[Exercise prompt]
Find the lines with "name" in them and copy them out.

--

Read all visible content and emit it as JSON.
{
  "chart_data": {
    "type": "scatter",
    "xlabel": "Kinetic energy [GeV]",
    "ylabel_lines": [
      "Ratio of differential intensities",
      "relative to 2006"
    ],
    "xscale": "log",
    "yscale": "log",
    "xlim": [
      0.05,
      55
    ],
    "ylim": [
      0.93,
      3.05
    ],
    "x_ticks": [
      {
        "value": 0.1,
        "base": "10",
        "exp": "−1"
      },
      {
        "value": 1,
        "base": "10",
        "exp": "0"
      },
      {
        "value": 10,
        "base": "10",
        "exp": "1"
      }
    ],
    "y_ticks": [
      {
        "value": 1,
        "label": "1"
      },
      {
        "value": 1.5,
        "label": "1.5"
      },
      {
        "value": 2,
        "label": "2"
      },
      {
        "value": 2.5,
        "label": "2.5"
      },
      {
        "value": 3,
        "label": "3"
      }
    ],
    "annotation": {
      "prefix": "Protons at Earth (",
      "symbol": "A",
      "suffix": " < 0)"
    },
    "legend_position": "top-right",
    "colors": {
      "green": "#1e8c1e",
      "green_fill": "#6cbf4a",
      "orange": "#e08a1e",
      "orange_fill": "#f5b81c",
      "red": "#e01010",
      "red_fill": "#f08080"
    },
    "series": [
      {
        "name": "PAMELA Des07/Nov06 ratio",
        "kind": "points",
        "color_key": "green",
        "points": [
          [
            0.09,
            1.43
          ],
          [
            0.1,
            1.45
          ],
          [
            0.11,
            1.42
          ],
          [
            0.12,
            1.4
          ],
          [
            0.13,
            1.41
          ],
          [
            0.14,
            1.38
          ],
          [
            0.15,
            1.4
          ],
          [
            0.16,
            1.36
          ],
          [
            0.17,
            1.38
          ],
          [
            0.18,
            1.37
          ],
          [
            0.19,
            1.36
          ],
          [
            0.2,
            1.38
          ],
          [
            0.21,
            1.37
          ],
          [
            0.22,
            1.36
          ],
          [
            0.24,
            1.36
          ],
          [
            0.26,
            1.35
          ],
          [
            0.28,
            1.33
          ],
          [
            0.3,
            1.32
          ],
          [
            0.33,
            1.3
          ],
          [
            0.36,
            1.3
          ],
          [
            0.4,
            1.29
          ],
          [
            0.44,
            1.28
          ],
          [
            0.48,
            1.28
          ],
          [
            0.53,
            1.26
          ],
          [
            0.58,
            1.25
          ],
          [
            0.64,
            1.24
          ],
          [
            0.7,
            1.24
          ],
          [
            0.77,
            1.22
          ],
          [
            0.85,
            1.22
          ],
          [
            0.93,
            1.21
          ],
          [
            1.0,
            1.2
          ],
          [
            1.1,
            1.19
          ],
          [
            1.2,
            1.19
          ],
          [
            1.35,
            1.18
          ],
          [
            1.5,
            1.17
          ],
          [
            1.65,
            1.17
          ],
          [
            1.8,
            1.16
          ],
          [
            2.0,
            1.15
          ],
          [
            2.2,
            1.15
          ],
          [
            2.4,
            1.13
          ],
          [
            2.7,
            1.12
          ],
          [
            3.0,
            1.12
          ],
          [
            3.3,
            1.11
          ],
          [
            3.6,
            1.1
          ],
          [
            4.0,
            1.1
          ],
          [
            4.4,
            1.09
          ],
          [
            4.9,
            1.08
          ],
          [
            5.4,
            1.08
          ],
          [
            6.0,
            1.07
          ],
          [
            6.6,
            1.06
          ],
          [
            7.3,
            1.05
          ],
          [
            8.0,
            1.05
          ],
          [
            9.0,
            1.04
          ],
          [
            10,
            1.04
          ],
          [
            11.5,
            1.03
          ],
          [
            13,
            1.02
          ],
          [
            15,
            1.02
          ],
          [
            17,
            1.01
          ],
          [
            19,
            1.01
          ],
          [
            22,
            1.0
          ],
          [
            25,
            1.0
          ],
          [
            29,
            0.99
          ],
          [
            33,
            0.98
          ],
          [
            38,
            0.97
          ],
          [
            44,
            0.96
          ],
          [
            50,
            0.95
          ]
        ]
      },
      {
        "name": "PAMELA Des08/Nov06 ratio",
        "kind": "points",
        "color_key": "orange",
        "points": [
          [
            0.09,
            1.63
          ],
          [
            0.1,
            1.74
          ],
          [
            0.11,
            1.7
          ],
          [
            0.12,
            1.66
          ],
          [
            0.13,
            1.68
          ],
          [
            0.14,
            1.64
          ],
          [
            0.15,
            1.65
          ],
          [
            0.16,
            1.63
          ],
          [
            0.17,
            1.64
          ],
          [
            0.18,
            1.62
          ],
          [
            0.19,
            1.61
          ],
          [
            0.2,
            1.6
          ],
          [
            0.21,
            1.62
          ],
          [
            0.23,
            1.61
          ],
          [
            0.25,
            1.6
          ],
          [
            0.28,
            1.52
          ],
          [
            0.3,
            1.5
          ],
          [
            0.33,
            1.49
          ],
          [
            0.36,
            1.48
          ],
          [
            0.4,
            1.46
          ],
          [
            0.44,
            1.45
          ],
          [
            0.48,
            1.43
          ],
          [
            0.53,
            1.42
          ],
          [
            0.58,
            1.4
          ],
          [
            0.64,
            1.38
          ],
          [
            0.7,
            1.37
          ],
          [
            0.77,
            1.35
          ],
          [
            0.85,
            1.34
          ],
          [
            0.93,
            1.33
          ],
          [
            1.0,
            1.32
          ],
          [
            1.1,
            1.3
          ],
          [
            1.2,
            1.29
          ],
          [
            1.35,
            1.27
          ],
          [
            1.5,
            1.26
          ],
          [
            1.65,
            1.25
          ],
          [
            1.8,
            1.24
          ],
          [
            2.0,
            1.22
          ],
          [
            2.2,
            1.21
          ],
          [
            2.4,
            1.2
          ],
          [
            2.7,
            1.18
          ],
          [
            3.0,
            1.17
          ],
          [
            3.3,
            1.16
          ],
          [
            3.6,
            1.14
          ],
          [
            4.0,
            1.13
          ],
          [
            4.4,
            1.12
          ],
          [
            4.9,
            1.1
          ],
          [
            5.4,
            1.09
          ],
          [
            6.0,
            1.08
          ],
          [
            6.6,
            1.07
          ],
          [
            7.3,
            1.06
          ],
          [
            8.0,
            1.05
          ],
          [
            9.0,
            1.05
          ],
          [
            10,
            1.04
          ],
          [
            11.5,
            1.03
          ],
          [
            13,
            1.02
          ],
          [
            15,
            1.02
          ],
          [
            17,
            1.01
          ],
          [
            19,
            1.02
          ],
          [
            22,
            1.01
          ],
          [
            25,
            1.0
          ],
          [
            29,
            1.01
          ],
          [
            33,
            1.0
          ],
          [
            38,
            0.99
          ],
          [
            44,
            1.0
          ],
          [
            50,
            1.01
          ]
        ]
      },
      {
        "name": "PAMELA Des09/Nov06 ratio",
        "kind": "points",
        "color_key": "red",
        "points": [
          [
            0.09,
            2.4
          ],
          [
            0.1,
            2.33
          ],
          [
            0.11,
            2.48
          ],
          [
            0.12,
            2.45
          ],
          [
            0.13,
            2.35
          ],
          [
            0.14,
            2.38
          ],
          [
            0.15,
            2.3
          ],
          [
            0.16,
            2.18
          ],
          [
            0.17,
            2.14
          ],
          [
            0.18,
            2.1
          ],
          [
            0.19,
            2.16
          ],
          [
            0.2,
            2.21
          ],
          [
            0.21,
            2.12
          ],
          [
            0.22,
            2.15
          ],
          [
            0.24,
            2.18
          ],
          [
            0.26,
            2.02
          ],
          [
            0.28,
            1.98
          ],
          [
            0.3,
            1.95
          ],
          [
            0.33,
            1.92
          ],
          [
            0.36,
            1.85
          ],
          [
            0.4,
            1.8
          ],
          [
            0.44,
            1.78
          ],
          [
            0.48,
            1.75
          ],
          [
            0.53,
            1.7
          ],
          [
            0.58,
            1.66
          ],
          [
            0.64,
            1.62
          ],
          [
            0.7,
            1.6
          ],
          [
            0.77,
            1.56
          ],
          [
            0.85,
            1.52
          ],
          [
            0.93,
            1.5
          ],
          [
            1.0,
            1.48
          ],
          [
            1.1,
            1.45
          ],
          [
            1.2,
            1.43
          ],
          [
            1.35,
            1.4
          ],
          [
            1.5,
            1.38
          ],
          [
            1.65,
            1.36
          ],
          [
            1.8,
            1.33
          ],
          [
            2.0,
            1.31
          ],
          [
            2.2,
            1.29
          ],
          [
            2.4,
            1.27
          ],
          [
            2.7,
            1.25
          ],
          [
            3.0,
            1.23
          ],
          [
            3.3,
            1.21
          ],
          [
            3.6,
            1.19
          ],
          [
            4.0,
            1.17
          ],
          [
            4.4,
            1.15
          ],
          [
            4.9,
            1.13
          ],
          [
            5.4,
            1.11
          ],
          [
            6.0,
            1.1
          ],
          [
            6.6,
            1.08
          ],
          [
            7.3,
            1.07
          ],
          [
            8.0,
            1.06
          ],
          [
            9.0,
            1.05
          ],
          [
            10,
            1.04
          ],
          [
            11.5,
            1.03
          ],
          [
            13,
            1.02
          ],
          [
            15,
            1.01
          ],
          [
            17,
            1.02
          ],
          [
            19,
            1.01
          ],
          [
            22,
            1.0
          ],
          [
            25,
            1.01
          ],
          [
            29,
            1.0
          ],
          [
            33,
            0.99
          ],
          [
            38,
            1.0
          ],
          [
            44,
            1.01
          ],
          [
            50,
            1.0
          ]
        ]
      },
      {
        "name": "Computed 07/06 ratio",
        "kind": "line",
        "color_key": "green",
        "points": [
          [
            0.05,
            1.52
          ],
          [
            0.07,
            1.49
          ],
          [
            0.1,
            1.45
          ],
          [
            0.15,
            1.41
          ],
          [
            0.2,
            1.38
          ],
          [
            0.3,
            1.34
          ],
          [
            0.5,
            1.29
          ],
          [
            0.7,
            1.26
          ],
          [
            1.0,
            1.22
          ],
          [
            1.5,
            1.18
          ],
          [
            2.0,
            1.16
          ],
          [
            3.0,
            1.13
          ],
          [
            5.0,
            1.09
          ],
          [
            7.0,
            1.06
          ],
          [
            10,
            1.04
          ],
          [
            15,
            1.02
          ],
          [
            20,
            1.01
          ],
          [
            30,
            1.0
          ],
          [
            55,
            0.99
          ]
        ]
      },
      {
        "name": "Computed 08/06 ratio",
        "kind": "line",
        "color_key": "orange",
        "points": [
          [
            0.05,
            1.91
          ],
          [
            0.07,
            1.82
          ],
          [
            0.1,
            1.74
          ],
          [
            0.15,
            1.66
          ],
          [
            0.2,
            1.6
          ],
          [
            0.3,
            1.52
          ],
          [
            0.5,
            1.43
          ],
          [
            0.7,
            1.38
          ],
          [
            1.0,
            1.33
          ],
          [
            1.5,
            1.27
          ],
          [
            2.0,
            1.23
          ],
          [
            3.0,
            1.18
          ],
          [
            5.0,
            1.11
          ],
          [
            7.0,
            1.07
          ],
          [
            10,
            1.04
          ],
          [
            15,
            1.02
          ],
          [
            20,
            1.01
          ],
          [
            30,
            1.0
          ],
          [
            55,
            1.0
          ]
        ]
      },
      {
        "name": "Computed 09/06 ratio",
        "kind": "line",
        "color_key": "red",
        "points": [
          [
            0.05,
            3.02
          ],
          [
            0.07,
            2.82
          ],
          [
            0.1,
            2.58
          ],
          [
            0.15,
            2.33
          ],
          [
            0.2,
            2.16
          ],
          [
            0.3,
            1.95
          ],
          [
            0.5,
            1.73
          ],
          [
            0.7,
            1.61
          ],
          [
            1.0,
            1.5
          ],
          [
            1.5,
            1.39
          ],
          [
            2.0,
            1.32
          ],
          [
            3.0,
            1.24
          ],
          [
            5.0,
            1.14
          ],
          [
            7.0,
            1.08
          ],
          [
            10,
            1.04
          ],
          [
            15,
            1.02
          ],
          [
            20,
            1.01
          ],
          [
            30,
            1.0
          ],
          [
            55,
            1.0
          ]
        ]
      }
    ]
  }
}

--

[Written reply]
        "name": "PAMELA Des07/Nov06 ratio",
        "name": "PAMELA Des08/Nov06 ratio",
        "name": "PAMELA Des09/Nov06 ratio",
        "name": "Computed 07/06 ratio",
        "name": "Computed 08/06 ratio",
        "name": "Computed 09/06 ratio",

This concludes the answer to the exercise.